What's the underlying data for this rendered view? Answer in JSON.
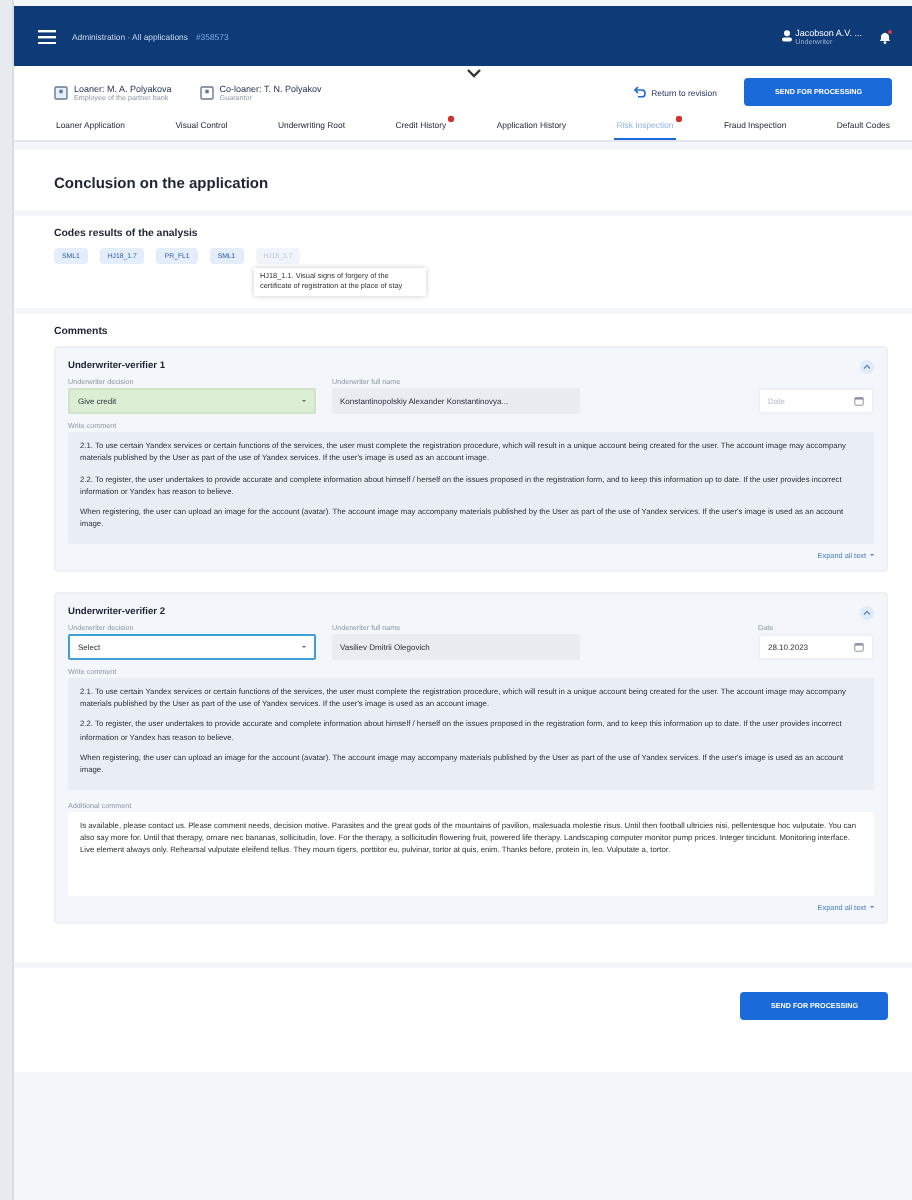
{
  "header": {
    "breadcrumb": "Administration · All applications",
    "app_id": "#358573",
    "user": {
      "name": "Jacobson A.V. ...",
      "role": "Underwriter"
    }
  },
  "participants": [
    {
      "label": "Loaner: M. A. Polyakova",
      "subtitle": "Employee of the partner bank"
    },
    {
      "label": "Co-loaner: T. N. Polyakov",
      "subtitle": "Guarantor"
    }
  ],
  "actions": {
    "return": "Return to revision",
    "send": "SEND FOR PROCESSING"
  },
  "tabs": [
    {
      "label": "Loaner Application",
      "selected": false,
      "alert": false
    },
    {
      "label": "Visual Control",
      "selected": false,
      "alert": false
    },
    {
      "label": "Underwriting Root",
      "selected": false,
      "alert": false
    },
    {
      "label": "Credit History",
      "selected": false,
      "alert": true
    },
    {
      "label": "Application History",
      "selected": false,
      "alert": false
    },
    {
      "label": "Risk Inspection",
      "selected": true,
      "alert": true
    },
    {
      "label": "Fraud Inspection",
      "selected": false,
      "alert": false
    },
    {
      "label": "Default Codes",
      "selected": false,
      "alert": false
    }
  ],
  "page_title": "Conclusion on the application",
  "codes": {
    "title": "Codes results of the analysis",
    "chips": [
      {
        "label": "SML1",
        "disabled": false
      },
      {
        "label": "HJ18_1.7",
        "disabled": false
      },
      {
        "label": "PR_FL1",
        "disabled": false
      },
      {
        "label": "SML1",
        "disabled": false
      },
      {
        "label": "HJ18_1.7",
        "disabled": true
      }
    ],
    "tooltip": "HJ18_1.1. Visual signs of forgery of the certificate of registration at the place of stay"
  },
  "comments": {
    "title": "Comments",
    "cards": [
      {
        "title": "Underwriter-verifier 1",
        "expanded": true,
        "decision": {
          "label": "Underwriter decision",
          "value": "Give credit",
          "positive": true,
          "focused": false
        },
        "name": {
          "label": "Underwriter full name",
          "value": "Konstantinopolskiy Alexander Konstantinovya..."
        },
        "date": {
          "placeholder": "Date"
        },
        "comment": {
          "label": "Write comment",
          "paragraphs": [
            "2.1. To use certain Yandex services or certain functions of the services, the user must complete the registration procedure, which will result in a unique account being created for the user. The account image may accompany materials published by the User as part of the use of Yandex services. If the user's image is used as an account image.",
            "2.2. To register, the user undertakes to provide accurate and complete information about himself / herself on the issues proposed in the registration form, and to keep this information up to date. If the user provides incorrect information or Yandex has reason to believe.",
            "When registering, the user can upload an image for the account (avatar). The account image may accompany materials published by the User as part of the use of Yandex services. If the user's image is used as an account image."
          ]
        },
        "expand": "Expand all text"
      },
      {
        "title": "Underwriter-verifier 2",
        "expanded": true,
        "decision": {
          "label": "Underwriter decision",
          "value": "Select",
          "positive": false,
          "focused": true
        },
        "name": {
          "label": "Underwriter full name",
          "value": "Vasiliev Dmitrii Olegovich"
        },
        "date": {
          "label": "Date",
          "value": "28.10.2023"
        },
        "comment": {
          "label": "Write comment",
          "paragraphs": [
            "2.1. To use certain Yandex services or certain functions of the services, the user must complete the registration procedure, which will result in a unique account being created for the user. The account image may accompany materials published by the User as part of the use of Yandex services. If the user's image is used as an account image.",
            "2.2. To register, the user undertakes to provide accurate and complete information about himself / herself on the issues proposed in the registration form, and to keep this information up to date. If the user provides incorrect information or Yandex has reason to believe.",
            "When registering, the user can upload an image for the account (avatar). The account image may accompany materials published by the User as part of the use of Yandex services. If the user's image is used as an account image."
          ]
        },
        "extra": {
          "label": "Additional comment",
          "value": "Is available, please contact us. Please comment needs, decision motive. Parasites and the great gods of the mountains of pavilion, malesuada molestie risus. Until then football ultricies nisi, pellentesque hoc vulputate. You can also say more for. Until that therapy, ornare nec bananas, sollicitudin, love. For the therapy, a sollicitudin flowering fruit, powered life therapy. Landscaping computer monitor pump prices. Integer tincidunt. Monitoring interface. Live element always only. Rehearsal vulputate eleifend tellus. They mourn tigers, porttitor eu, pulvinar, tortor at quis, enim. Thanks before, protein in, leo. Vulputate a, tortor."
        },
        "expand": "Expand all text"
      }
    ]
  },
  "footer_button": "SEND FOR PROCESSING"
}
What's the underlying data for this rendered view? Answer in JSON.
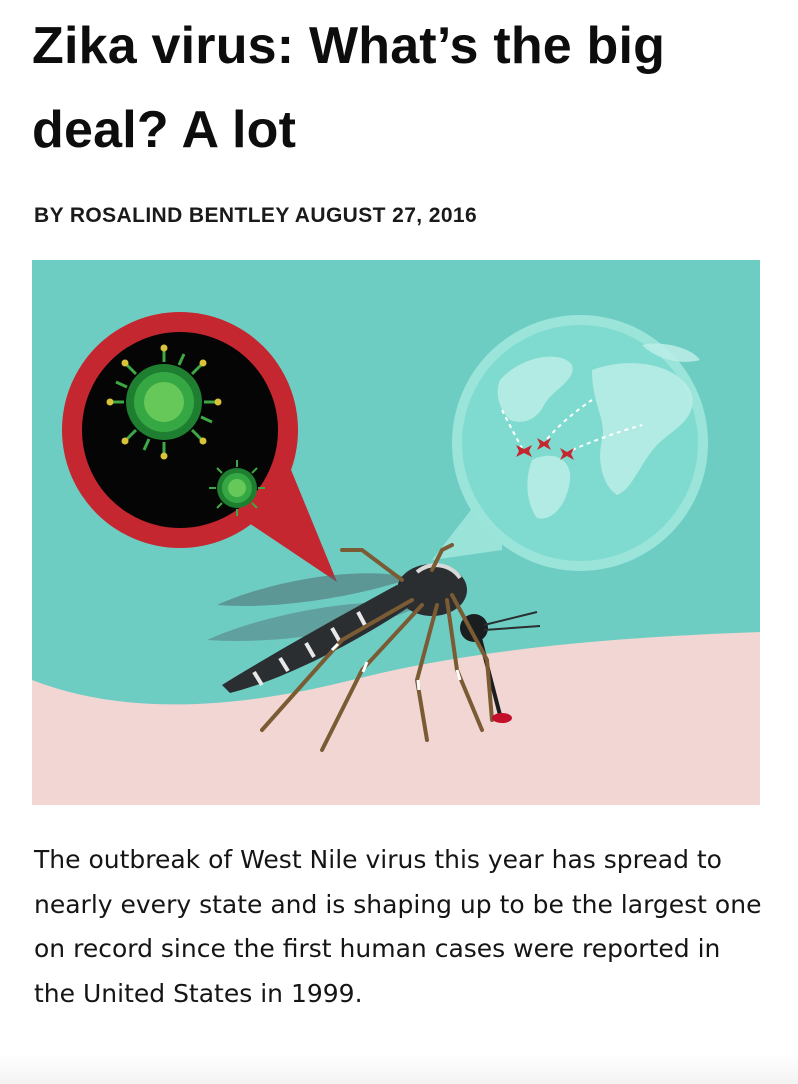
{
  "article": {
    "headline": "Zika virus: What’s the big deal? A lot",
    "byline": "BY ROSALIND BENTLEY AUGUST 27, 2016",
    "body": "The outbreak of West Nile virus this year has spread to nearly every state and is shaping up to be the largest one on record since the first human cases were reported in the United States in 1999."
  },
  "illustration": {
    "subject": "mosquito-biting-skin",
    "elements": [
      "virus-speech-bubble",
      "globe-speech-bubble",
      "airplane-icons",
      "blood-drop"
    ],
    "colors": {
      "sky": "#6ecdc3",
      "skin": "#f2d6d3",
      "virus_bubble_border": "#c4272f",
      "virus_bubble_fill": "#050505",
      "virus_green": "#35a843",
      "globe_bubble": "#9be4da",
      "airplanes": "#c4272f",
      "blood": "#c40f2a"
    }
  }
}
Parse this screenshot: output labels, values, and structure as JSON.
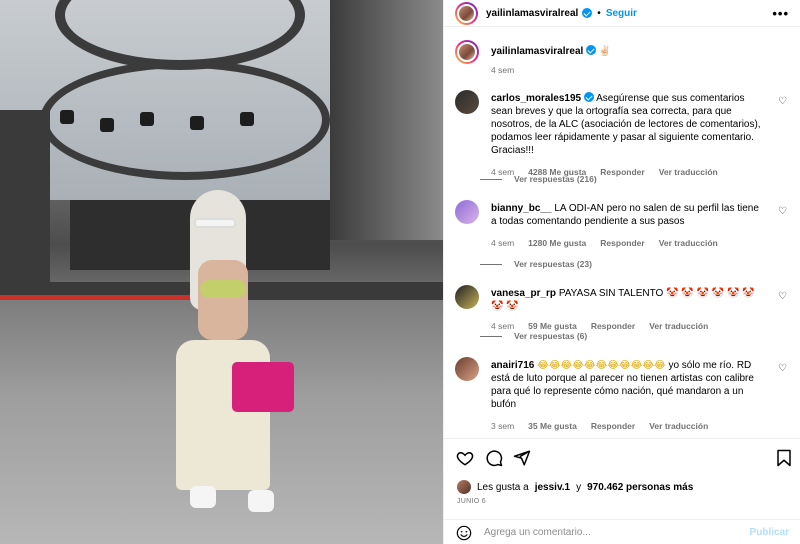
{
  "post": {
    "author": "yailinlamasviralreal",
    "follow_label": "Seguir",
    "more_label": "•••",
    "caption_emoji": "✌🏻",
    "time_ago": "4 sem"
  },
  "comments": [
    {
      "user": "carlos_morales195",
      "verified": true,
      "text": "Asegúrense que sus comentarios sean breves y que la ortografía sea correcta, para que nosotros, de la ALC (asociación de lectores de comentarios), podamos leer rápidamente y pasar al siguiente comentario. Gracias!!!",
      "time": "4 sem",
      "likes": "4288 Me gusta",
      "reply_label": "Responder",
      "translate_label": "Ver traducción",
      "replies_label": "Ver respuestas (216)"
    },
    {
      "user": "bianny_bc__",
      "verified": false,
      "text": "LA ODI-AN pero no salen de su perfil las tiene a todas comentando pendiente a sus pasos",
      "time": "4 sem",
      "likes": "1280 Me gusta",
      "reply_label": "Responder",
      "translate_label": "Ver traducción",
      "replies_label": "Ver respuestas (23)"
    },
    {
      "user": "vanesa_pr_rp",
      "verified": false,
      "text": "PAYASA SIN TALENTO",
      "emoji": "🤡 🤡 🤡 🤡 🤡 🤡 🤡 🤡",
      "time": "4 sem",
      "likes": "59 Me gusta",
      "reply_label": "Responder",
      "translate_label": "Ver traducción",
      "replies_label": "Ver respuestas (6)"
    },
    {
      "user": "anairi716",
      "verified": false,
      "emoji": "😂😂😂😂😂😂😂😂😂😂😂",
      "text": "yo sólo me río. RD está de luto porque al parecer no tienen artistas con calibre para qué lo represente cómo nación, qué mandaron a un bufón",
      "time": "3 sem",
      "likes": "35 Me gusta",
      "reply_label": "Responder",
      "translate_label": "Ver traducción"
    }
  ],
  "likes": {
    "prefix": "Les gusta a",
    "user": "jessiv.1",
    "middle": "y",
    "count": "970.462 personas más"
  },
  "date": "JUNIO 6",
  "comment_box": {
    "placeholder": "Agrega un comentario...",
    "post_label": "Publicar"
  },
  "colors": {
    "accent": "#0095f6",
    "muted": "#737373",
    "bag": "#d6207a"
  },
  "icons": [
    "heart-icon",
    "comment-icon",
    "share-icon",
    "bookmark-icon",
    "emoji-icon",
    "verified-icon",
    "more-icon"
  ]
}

::::

**What the task asks:**
Scan the material above for the string "subtitle" and report each line where you find it.

**Solved exercise:**
      "subtitle": "Employee of the partner bank"
      "subtitle": "Guarantor"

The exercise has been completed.